**Records supplied:**
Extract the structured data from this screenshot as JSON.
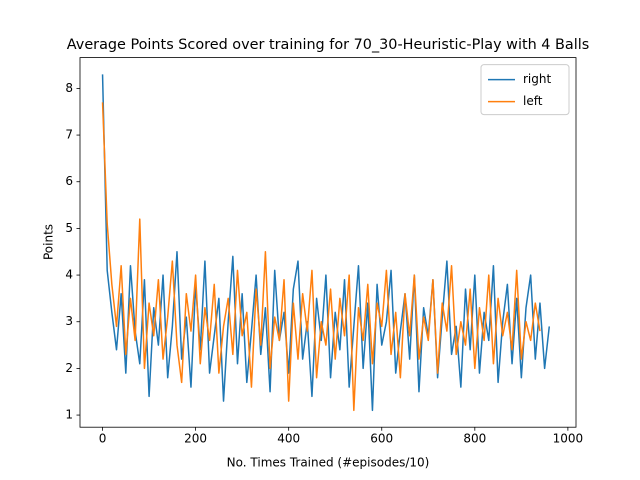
{
  "chart_data": {
    "type": "line",
    "title": "Average Points Scored over training for 70_30-Heuristic-Play with 4 Balls",
    "x_label": "No. Times Trained (#episodes/10)",
    "y_label": "Points",
    "x": [
      0,
      10,
      20,
      30,
      40,
      50,
      60,
      70,
      80,
      90,
      100,
      110,
      120,
      130,
      140,
      150,
      160,
      170,
      180,
      190,
      200,
      210,
      220,
      230,
      240,
      250,
      260,
      270,
      280,
      290,
      300,
      310,
      320,
      330,
      340,
      350,
      360,
      370,
      380,
      390,
      400,
      410,
      420,
      430,
      440,
      450,
      460,
      470,
      480,
      490,
      500,
      510,
      520,
      530,
      540,
      550,
      560,
      570,
      580,
      590,
      600,
      610,
      620,
      630,
      640,
      650,
      660,
      670,
      680,
      690,
      700,
      710,
      720,
      730,
      740,
      750,
      760,
      770,
      780,
      790,
      800,
      810,
      820,
      830,
      840,
      850,
      860,
      870,
      880,
      890,
      900,
      910,
      920,
      930,
      940,
      950,
      960
    ],
    "series": [
      {
        "name": "right",
        "color": "#1f77b4",
        "values": [
          8.3,
          4.1,
          3.2,
          2.4,
          3.6,
          1.9,
          4.2,
          2.8,
          2.1,
          3.9,
          1.4,
          3.3,
          2.5,
          4.0,
          1.8,
          2.9,
          4.5,
          2.2,
          3.1,
          1.6,
          3.8,
          2.4,
          4.3,
          1.9,
          2.7,
          3.5,
          1.3,
          3.0,
          4.4,
          2.1,
          3.6,
          1.7,
          2.8,
          4.0,
          2.3,
          3.3,
          1.5,
          4.1,
          2.6,
          3.2,
          1.9,
          3.7,
          4.3,
          2.2,
          3.0,
          1.4,
          3.5,
          2.6,
          4.0,
          1.8,
          3.2,
          2.4,
          3.9,
          1.6,
          2.9,
          4.2,
          2.0,
          3.4,
          1.1,
          3.8,
          2.5,
          3.0,
          4.1,
          1.9,
          2.8,
          3.6,
          2.2,
          4.0,
          1.5,
          3.3,
          2.7,
          3.9,
          1.8,
          3.1,
          4.3,
          2.3,
          2.9,
          1.6,
          3.7,
          2.4,
          4.0,
          1.9,
          3.2,
          2.6,
          4.2,
          1.7,
          3.0,
          3.8,
          2.1,
          3.5,
          1.8,
          3.3,
          4.0,
          2.2,
          3.4,
          2.0,
          2.9
        ]
      },
      {
        "name": "left",
        "color": "#ff7f0e",
        "values": [
          7.7,
          5.1,
          3.8,
          2.9,
          4.2,
          2.3,
          3.5,
          2.6,
          5.2,
          2.0,
          3.4,
          2.7,
          3.9,
          2.2,
          3.1,
          4.3,
          2.5,
          1.7,
          3.6,
          2.8,
          4.0,
          2.1,
          3.3,
          2.6,
          3.8,
          1.9,
          2.9,
          3.5,
          2.3,
          4.1,
          2.7,
          3.2,
          1.6,
          3.7,
          2.5,
          4.5,
          2.0,
          3.1,
          2.6,
          3.9,
          1.3,
          3.4,
          2.2,
          3.6,
          2.8,
          4.1,
          1.8,
          3.0,
          2.5,
          3.7,
          2.2,
          3.5,
          2.7,
          4.0,
          1.1,
          3.3,
          2.6,
          3.8,
          2.1,
          3.4,
          2.9,
          4.1,
          2.3,
          3.2,
          1.8,
          3.6,
          2.7,
          4.0,
          2.2,
          3.1,
          2.6,
          3.9,
          1.9,
          3.4,
          2.8,
          4.2,
          2.3,
          3.0,
          2.5,
          3.7,
          2.0,
          3.3,
          2.6,
          4.0,
          2.1,
          3.5,
          2.7,
          3.2,
          2.4,
          4.1,
          2.2,
          3.0,
          2.6,
          3.4,
          2.8,
          null,
          null
        ]
      }
    ],
    "xlim": [
      -48.45,
      1017.45
    ],
    "ylim": [
      0.74,
      8.66
    ],
    "xticks": [
      0,
      200,
      400,
      600,
      800,
      1000
    ],
    "yticks": [
      1,
      2,
      3,
      4,
      5,
      6,
      7,
      8
    ],
    "grid": false,
    "legend": "upper right"
  }
}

**Work required:**
Omit pictures; set down the rest of the material word for word.

**Response:**
Extract the structured data from this screenshot as JSON.
{
  "chart_data": {
    "type": "line",
    "title": "Average Points Scored over training for 70_30-Heuristic-Play with 4 Balls",
    "x_label": "No. Times Trained (#episodes/10)",
    "y_label": "Points",
    "x": [
      0,
      10,
      20,
      30,
      40,
      50,
      60,
      70,
      80,
      90,
      100,
      110,
      120,
      130,
      140,
      150,
      160,
      170,
      180,
      190,
      200,
      210,
      220,
      230,
      240,
      250,
      260,
      270,
      280,
      290,
      300,
      310,
      320,
      330,
      340,
      350,
      360,
      370,
      380,
      390,
      400,
      410,
      420,
      430,
      440,
      450,
      460,
      470,
      480,
      490,
      500,
      510,
      520,
      530,
      540,
      550,
      560,
      570,
      580,
      590,
      600,
      610,
      620,
      630,
      640,
      650,
      660,
      670,
      680,
      690,
      700,
      710,
      720,
      730,
      740,
      750,
      760,
      770,
      780,
      790,
      800,
      810,
      820,
      830,
      840,
      850,
      860,
      870,
      880,
      890,
      900,
      910,
      920,
      930,
      940,
      950,
      960
    ],
    "series": [
      {
        "name": "right",
        "color": "#1f77b4",
        "values": [
          8.3,
          4.1,
          3.2,
          2.4,
          3.6,
          1.9,
          4.2,
          2.8,
          2.1,
          3.9,
          1.4,
          3.3,
          2.5,
          4.0,
          1.8,
          2.9,
          4.5,
          2.2,
          3.1,
          1.6,
          3.8,
          2.4,
          4.3,
          1.9,
          2.7,
          3.5,
          1.3,
          3.0,
          4.4,
          2.1,
          3.6,
          1.7,
          2.8,
          4.0,
          2.3,
          3.3,
          1.5,
          4.1,
          2.6,
          3.2,
          1.9,
          3.7,
          4.3,
          2.2,
          3.0,
          1.4,
          3.5,
          2.6,
          4.0,
          1.8,
          3.2,
          2.4,
          3.9,
          1.6,
          2.9,
          4.2,
          2.0,
          3.4,
          1.1,
          3.8,
          2.5,
          3.0,
          4.1,
          1.9,
          2.8,
          3.6,
          2.2,
          4.0,
          1.5,
          3.3,
          2.7,
          3.9,
          1.8,
          3.1,
          4.3,
          2.3,
          2.9,
          1.6,
          3.7,
          2.4,
          4.0,
          1.9,
          3.2,
          2.6,
          4.2,
          1.7,
          3.0,
          3.8,
          2.1,
          3.5,
          1.8,
          3.3,
          4.0,
          2.2,
          3.4,
          2.0,
          2.9
        ]
      },
      {
        "name": "left",
        "color": "#ff7f0e",
        "values": [
          7.7,
          5.1,
          3.8,
          2.9,
          4.2,
          2.3,
          3.5,
          2.6,
          5.2,
          2.0,
          3.4,
          2.7,
          3.9,
          2.2,
          3.1,
          4.3,
          2.5,
          1.7,
          3.6,
          2.8,
          4.0,
          2.1,
          3.3,
          2.6,
          3.8,
          1.9,
          2.9,
          3.5,
          2.3,
          4.1,
          2.7,
          3.2,
          1.6,
          3.7,
          2.5,
          4.5,
          2.0,
          3.1,
          2.6,
          3.9,
          1.3,
          3.4,
          2.2,
          3.6,
          2.8,
          4.1,
          1.8,
          3.0,
          2.5,
          3.7,
          2.2,
          3.5,
          2.7,
          4.0,
          1.1,
          3.3,
          2.6,
          3.8,
          2.1,
          3.4,
          2.9,
          4.1,
          2.3,
          3.2,
          1.8,
          3.6,
          2.7,
          4.0,
          2.2,
          3.1,
          2.6,
          3.9,
          1.9,
          3.4,
          2.8,
          4.2,
          2.3,
          3.0,
          2.5,
          3.7,
          2.0,
          3.3,
          2.6,
          4.0,
          2.1,
          3.5,
          2.7,
          3.2,
          2.4,
          4.1,
          2.2,
          3.0,
          2.6,
          3.4,
          2.8,
          null,
          null
        ]
      }
    ],
    "xlim": [
      -48.45,
      1017.45
    ],
    "ylim": [
      0.74,
      8.66
    ],
    "xticks": [
      0,
      200,
      400,
      600,
      800,
      1000
    ],
    "yticks": [
      1,
      2,
      3,
      4,
      5,
      6,
      7,
      8
    ],
    "grid": false,
    "legend": "upper right"
  }
}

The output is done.